■ WORK INSTRUCTIONS
Please lay out the lines from the first one up to and including the line with "11, 151, 23]" as a Markdown table, skipping any blank lines. Use the columns Row for the row number and Line for the line.

# EXERCISE INPUT start

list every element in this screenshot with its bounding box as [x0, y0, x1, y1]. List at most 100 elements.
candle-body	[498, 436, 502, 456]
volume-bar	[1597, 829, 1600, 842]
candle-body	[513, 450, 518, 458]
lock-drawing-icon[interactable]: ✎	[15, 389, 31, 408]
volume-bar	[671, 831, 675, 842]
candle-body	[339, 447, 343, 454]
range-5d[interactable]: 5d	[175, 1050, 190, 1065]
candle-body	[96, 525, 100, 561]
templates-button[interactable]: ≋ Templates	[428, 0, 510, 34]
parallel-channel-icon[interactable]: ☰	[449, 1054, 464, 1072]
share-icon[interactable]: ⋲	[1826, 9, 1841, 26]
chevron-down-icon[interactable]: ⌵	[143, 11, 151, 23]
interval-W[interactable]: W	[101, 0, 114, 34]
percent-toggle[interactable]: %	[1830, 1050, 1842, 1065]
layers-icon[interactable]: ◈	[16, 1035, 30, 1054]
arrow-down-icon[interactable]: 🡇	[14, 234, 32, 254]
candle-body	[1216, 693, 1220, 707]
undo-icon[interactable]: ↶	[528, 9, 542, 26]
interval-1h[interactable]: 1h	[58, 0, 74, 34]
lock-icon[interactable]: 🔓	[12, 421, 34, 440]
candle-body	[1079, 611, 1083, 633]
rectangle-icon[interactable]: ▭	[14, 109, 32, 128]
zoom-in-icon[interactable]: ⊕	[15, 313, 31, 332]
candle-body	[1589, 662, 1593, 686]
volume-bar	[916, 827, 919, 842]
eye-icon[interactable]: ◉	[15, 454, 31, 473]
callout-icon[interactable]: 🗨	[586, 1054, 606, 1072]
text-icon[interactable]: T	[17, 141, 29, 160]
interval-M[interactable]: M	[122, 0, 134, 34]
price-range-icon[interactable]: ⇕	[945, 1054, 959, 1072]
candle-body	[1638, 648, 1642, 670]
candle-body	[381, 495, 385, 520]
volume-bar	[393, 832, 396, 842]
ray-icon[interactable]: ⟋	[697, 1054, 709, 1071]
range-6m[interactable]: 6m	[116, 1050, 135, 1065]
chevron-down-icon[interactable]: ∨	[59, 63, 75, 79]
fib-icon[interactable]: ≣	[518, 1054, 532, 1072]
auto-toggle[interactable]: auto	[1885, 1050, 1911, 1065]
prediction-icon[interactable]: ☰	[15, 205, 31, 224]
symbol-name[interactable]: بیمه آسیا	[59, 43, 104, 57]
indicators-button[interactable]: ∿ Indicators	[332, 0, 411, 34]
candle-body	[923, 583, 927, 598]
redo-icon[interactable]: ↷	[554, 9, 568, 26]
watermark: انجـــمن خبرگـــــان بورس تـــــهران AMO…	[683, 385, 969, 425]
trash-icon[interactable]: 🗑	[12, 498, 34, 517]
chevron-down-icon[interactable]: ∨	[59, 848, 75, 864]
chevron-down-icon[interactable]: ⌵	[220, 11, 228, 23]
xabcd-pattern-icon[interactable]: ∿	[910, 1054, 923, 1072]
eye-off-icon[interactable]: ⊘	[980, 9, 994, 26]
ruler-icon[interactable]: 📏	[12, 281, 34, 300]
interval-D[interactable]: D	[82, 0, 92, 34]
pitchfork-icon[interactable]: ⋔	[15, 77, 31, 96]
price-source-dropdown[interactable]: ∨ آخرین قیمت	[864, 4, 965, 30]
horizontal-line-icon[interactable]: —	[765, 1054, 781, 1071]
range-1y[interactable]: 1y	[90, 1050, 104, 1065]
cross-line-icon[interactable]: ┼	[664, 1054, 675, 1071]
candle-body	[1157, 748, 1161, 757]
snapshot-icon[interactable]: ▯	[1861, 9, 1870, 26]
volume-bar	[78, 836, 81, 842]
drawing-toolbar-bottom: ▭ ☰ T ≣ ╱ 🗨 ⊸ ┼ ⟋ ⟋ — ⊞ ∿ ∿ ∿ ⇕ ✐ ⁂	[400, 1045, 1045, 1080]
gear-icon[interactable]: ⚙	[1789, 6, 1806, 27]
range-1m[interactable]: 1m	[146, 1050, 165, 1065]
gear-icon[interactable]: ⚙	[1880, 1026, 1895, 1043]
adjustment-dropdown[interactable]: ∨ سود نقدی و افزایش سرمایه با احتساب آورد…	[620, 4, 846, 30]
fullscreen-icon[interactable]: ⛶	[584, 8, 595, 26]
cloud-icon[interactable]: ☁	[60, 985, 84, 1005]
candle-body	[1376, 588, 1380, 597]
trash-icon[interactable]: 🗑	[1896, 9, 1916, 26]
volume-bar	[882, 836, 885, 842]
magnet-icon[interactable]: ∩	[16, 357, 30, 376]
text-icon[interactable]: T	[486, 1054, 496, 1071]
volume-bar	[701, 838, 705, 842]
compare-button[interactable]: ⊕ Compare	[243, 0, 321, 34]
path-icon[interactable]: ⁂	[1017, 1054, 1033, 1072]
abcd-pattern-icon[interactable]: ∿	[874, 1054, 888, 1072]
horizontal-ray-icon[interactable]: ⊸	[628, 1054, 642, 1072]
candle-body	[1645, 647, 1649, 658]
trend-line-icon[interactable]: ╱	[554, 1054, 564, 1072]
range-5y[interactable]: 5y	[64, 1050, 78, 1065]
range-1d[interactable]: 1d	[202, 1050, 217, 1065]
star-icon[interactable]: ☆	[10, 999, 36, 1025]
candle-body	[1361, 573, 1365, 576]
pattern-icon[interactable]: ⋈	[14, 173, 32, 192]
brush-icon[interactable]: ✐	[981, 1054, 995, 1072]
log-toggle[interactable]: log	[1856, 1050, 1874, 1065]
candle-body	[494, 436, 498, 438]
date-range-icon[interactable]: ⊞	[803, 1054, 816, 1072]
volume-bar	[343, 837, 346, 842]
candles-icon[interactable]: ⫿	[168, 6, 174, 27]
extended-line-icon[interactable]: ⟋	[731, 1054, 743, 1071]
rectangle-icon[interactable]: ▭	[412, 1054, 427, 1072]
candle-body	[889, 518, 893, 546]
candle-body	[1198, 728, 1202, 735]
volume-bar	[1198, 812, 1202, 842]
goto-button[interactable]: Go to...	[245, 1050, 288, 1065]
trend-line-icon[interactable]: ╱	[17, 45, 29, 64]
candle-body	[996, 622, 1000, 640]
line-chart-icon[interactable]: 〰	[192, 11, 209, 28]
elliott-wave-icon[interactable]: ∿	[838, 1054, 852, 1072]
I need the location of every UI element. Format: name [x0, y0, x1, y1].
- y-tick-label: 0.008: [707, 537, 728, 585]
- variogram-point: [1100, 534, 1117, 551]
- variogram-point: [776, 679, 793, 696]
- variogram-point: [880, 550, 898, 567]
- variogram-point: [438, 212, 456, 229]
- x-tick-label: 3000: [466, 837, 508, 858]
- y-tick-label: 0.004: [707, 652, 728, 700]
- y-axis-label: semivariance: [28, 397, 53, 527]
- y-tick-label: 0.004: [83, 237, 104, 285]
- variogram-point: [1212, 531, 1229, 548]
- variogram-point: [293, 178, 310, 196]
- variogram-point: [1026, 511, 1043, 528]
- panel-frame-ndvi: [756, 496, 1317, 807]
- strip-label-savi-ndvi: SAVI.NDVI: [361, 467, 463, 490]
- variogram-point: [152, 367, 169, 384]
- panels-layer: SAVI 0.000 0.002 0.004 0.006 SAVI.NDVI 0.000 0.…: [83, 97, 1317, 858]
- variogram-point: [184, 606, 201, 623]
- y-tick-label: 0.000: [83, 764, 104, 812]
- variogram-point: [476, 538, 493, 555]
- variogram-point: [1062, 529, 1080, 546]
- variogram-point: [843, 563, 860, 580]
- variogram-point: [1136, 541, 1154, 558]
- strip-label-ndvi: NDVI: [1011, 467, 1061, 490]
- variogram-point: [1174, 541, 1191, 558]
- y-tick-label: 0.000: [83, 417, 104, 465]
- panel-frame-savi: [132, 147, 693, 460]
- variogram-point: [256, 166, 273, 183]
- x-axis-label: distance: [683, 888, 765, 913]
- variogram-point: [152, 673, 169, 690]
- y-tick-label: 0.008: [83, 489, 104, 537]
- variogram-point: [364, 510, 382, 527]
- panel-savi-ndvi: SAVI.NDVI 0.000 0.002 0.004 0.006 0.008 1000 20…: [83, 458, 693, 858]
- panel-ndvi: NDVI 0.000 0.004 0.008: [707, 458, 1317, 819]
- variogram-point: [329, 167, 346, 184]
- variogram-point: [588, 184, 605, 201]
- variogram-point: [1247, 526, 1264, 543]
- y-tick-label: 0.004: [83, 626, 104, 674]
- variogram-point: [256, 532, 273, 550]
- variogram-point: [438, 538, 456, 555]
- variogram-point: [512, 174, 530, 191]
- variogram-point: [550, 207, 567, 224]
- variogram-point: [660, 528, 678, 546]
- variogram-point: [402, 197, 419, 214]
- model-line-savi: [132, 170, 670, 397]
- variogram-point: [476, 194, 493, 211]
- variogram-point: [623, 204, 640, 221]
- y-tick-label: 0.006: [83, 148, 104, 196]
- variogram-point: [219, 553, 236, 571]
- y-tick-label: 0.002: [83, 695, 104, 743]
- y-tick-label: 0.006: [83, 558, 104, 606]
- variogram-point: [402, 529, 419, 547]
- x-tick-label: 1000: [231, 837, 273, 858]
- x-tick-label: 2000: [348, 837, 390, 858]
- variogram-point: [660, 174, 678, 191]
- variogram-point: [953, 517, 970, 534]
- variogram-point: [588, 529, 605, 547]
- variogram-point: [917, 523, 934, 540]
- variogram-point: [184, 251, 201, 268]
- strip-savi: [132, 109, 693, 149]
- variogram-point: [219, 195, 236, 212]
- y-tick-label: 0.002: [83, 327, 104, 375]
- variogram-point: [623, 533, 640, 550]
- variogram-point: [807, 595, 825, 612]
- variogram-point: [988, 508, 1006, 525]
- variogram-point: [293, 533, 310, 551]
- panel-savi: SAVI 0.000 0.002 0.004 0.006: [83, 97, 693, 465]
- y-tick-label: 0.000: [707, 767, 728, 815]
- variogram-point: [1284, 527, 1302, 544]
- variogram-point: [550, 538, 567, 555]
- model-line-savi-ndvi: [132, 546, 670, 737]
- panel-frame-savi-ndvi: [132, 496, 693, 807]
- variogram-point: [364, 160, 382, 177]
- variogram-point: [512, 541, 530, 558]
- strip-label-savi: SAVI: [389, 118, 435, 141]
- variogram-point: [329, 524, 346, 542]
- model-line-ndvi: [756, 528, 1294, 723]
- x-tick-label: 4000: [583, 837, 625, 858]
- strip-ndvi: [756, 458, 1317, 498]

# EXERCISE INPUT end

■ REPLY TO THE TASK
| Row | Line |
|---|---|
| 1 | list every element in this screenshot with its bounding box as [x0, y0, x1, y1]. List at most 100 elements. |
| 2 | candle-body	[498, 436, 502, 456] |
| 3 | volume-bar	[1597, 829, 1600, 842] |
| 4 | candle-body	[513, 450, 518, 458] |
| 5 | lock-drawing-icon[interactable]: ✎	[15, 389, 31, 408] |
| 6 | volume-bar	[671, 831, 675, 842] |
| 7 | candle-body	[339, 447, 343, 454] |
| 8 | range-5d[interactable]: 5d	[175, 1050, 190, 1065] |
| 9 | candle-body	[96, 525, 100, 561] |
| 10 | templates-button[interactable]: ≋ Templates	[428, 0, 510, 34] |
| 11 | parallel-channel-icon[interactable]: ☰	[449, 1054, 464, 1072] |
| 12 | share-icon[interactable]: ⋲	[1826, 9, 1841, 26] |
| 13 | chevron-down-icon[interactable]: ⌵	[143, 11, 151, 23] |